== Goal of the exercise ==
Your task is to repeat the records exactly from the line containing "Read this page and output its text content." onward, through the final line.

== Material for the task ==
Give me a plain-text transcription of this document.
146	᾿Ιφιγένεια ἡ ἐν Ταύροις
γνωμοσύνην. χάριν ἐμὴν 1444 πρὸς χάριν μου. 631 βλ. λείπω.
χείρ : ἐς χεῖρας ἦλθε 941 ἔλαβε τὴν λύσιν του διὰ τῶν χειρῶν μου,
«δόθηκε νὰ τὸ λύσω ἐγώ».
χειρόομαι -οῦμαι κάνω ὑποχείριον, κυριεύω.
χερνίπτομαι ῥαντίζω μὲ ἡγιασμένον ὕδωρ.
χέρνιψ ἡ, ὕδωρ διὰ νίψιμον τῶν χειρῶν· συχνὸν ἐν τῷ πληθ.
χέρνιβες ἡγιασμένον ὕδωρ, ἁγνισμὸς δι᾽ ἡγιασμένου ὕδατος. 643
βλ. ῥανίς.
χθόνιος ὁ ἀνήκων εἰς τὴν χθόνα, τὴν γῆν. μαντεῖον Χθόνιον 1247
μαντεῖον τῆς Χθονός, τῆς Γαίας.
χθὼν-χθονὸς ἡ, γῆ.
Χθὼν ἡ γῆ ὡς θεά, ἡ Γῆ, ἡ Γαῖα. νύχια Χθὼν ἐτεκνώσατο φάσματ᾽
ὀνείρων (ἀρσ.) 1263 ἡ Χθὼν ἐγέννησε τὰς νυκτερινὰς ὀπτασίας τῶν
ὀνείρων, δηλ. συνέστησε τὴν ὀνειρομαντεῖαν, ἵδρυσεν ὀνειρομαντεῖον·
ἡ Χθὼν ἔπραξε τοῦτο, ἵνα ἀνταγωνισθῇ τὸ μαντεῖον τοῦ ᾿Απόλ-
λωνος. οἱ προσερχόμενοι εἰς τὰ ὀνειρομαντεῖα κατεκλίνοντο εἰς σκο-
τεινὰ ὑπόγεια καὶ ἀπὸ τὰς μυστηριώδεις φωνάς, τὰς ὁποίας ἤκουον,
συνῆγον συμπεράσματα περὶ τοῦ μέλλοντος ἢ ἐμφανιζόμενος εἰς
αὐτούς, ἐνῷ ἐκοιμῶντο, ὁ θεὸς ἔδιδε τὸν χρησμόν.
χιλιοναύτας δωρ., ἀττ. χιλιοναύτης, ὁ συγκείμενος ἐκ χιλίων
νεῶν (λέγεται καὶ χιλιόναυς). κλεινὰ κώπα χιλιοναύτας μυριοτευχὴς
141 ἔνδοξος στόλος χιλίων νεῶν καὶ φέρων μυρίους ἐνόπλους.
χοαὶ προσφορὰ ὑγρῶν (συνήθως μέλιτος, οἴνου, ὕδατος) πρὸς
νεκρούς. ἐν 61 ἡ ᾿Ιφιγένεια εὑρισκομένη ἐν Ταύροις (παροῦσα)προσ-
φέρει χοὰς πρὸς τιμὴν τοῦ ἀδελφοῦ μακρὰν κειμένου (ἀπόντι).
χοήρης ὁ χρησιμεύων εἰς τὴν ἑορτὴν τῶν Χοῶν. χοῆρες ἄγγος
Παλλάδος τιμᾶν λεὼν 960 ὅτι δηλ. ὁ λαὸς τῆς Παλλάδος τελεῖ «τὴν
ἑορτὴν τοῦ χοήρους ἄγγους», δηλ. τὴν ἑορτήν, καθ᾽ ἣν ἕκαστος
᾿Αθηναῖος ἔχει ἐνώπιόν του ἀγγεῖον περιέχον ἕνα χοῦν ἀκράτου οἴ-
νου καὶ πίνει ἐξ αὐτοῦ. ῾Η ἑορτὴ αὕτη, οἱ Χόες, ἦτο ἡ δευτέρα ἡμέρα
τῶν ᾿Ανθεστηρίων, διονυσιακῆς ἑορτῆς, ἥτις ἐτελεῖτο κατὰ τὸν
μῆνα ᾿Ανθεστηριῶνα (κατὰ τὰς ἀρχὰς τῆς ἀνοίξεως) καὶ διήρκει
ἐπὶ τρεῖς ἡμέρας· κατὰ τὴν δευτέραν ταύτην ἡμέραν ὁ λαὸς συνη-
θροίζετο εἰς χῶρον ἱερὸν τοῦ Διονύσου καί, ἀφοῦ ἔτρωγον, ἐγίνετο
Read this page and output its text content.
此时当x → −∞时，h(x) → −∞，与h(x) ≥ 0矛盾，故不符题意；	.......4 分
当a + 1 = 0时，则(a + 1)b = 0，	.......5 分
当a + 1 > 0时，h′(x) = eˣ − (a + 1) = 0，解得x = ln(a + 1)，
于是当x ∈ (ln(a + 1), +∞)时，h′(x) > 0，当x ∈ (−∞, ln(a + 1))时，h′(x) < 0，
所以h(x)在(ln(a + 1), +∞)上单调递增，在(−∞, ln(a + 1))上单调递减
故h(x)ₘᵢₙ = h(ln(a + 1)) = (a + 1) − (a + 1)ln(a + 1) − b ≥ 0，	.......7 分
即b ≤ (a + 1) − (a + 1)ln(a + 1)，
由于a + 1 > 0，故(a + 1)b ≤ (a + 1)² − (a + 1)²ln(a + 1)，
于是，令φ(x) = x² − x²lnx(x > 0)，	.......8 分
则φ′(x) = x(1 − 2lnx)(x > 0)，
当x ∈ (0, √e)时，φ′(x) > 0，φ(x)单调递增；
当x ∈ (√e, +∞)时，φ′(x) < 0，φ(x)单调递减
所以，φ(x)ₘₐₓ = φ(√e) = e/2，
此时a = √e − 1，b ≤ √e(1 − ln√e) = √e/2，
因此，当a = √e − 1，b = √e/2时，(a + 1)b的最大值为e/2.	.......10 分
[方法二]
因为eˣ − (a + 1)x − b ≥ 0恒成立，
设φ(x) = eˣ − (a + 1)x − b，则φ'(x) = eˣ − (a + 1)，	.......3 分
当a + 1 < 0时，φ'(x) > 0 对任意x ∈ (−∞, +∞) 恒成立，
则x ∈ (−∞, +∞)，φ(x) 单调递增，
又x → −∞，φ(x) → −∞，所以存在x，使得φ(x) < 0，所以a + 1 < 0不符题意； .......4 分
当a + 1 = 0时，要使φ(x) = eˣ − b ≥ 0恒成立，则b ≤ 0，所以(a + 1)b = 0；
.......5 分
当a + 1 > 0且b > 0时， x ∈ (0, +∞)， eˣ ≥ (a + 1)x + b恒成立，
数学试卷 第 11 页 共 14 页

== Result of this task ==
Read this page and output its text content.
此时当x → −∞时，h(x) → −∞，与h(x) ≥ 0矛盾，故不符题意；	.......4 分
当a + 1 = 0时，则(a + 1)b = 0，	.......5 分
当a + 1 > 0时，h′(x) = eˣ − (a + 1) = 0，解得x = ln(a + 1)，
于是当x ∈ (ln(a + 1), +∞)时，h′(x) > 0，当x ∈ (−∞, ln(a + 1))时，h′(x) < 0，
所以h(x)在(ln(a + 1), +∞)上单调递增，在(−∞, ln(a + 1))上单调递减
故h(x)ₘᵢₙ = h(ln(a + 1)) = (a + 1) − (a + 1)ln(a + 1) − b ≥ 0，	.......7 分
即b ≤ (a + 1) − (a + 1)ln(a + 1)，
由于a + 1 > 0，故(a + 1)b ≤ (a + 1)² − (a + 1)²ln(a + 1)，
于是，令φ(x) = x² − x²lnx(x > 0)，	.......8 分
则φ′(x) = x(1 − 2lnx)(x > 0)，
当x ∈ (0, √e)时，φ′(x) > 0，φ(x)单调递增；
当x ∈ (√e, +∞)时，φ′(x) < 0，φ(x)单调递减
所以，φ(x)ₘₐₓ = φ(√e) = e/2，
此时a = √e − 1，b ≤ √e(1 − ln√e) = √e/2，
因此，当a = √e − 1，b = √e/2时，(a + 1)b的最大值为e/2.	.......10 分
[方法二]
因为eˣ − (a + 1)x − b ≥ 0恒成立，
设φ(x) = eˣ − (a + 1)x − b，则φ'(x) = eˣ − (a + 1)，	.......3 分
当a + 1 < 0时，φ'(x) > 0 对任意x ∈ (−∞, +∞) 恒成立，
则x ∈ (−∞, +∞)，φ(x) 单调递增，
又x → −∞，φ(x) → −∞，所以存在x，使得φ(x) < 0，所以a + 1 < 0不符题意； .......4 分
当a + 1 = 0时，要使φ(x) = eˣ − b ≥ 0恒成立，则b ≤ 0，所以(a + 1)b = 0；
.......5 分
当a + 1 > 0且b > 0时， x ∈ (0, +∞)， eˣ ≥ (a + 1)x + b恒成立，
数学试卷 第 11 页 共 14 页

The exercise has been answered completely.